#### PROVIDED DATA
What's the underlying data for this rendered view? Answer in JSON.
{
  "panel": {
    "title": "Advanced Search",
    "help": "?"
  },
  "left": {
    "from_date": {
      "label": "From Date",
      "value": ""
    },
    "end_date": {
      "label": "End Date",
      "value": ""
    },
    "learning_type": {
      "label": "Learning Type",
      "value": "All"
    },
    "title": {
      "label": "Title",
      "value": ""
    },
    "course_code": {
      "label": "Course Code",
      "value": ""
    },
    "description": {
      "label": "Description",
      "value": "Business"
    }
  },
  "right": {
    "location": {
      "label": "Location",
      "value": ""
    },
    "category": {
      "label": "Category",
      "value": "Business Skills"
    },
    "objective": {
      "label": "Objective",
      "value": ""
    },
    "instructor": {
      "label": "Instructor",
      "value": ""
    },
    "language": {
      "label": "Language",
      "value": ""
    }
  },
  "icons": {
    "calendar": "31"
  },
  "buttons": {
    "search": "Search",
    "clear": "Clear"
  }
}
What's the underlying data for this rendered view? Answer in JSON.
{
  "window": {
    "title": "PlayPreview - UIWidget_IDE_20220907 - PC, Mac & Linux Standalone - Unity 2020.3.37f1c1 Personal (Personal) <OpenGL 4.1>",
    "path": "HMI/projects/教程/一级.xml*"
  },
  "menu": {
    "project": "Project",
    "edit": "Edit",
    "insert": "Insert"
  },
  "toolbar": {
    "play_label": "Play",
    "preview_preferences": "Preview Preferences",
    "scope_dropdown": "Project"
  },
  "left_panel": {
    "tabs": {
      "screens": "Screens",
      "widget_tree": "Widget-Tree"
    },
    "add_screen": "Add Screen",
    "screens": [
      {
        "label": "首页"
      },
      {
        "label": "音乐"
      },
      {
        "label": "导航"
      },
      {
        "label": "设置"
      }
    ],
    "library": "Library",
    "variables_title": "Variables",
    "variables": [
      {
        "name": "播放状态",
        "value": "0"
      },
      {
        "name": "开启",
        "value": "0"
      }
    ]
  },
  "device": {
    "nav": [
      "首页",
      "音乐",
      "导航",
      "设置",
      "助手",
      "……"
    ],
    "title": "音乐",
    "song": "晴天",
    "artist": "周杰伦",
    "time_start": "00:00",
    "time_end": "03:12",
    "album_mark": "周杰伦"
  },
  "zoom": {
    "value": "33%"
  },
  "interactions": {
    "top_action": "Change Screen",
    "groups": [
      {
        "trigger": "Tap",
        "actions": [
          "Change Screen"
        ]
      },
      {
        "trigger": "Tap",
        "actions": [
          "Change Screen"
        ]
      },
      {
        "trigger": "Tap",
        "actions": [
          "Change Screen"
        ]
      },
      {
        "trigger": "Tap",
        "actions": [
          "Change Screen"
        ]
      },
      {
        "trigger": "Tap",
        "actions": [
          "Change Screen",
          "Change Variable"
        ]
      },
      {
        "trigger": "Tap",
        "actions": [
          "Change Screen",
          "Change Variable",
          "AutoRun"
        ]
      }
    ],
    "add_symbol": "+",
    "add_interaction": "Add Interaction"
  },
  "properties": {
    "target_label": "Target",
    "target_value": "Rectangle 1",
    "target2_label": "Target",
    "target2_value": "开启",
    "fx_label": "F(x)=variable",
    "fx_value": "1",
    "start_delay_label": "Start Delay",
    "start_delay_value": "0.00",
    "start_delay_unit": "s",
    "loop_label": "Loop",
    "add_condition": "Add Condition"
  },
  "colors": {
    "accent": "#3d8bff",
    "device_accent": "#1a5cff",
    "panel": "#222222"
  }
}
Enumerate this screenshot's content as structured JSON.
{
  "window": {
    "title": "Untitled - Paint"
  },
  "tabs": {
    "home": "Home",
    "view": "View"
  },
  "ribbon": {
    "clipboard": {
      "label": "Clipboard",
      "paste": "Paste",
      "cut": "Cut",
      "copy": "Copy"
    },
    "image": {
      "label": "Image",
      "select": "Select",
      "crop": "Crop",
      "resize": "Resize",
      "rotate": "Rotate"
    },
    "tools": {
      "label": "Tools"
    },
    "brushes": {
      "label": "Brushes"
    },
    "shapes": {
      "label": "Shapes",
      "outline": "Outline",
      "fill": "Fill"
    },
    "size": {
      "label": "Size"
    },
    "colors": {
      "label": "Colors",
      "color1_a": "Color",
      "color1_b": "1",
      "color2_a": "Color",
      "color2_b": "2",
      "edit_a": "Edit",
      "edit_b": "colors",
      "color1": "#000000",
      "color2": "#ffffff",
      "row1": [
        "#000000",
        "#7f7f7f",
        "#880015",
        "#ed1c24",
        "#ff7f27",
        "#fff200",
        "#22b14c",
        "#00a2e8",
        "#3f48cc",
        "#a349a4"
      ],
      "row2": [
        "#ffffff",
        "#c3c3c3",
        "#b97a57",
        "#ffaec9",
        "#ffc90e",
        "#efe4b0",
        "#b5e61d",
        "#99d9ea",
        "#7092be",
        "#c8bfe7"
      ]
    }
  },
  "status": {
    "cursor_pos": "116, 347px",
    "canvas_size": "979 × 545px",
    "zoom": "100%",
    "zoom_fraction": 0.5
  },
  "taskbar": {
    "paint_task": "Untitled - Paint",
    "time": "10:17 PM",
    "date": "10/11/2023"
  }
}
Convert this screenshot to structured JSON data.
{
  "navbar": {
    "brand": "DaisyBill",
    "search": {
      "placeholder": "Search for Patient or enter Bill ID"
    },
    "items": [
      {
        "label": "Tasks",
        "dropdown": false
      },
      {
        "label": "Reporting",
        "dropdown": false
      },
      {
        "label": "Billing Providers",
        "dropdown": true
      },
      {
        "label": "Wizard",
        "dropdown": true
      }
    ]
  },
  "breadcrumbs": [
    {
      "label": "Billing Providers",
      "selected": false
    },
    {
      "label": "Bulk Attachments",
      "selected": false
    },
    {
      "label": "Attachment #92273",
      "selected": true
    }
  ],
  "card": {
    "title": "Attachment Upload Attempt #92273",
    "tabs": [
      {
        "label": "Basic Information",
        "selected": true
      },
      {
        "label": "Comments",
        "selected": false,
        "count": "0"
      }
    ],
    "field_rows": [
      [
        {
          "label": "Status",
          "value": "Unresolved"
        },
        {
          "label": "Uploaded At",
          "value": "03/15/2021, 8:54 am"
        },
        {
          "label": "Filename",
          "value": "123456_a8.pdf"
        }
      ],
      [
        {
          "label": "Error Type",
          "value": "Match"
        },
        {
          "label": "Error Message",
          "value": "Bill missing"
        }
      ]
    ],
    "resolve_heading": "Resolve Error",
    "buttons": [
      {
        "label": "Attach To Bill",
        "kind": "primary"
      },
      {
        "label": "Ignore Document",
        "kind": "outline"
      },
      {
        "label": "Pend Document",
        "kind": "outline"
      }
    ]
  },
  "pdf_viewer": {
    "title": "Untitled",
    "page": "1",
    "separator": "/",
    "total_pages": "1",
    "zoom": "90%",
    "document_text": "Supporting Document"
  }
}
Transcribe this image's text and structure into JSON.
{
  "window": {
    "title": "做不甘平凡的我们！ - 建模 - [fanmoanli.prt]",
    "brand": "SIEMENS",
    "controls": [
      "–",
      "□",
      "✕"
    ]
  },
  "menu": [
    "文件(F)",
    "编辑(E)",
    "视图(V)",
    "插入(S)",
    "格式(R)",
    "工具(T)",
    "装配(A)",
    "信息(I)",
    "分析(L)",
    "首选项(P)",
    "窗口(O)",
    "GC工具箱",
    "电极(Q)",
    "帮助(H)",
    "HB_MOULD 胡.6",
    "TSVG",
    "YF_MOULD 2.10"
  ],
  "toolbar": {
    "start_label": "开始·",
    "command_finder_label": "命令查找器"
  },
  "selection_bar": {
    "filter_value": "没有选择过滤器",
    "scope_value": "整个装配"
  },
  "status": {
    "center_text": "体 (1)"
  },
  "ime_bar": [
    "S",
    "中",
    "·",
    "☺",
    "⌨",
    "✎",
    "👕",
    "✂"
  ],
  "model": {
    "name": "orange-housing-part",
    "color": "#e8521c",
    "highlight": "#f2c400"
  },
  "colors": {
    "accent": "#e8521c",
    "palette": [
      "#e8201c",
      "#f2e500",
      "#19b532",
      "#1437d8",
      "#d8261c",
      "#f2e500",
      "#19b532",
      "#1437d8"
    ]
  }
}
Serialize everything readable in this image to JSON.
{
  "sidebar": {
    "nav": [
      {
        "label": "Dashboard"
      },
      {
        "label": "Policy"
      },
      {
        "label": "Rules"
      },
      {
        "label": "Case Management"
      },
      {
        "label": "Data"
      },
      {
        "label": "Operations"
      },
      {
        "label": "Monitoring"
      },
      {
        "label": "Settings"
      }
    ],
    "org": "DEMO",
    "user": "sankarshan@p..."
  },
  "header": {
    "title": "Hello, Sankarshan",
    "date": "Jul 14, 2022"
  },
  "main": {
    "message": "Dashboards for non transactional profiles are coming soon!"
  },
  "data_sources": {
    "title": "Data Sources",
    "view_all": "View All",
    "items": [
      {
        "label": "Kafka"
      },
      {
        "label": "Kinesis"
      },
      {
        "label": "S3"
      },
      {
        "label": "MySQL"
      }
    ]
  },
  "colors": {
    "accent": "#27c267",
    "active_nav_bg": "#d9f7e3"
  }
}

#### INSTRUCTION
Check each line above for the word "Untitled" and copy the ones that have it.

#### REPLY TO THE EXERCISE
    "title": "Untitled - Paint"
    "paint_task": "Untitled - Paint",
    "title": "Untitled",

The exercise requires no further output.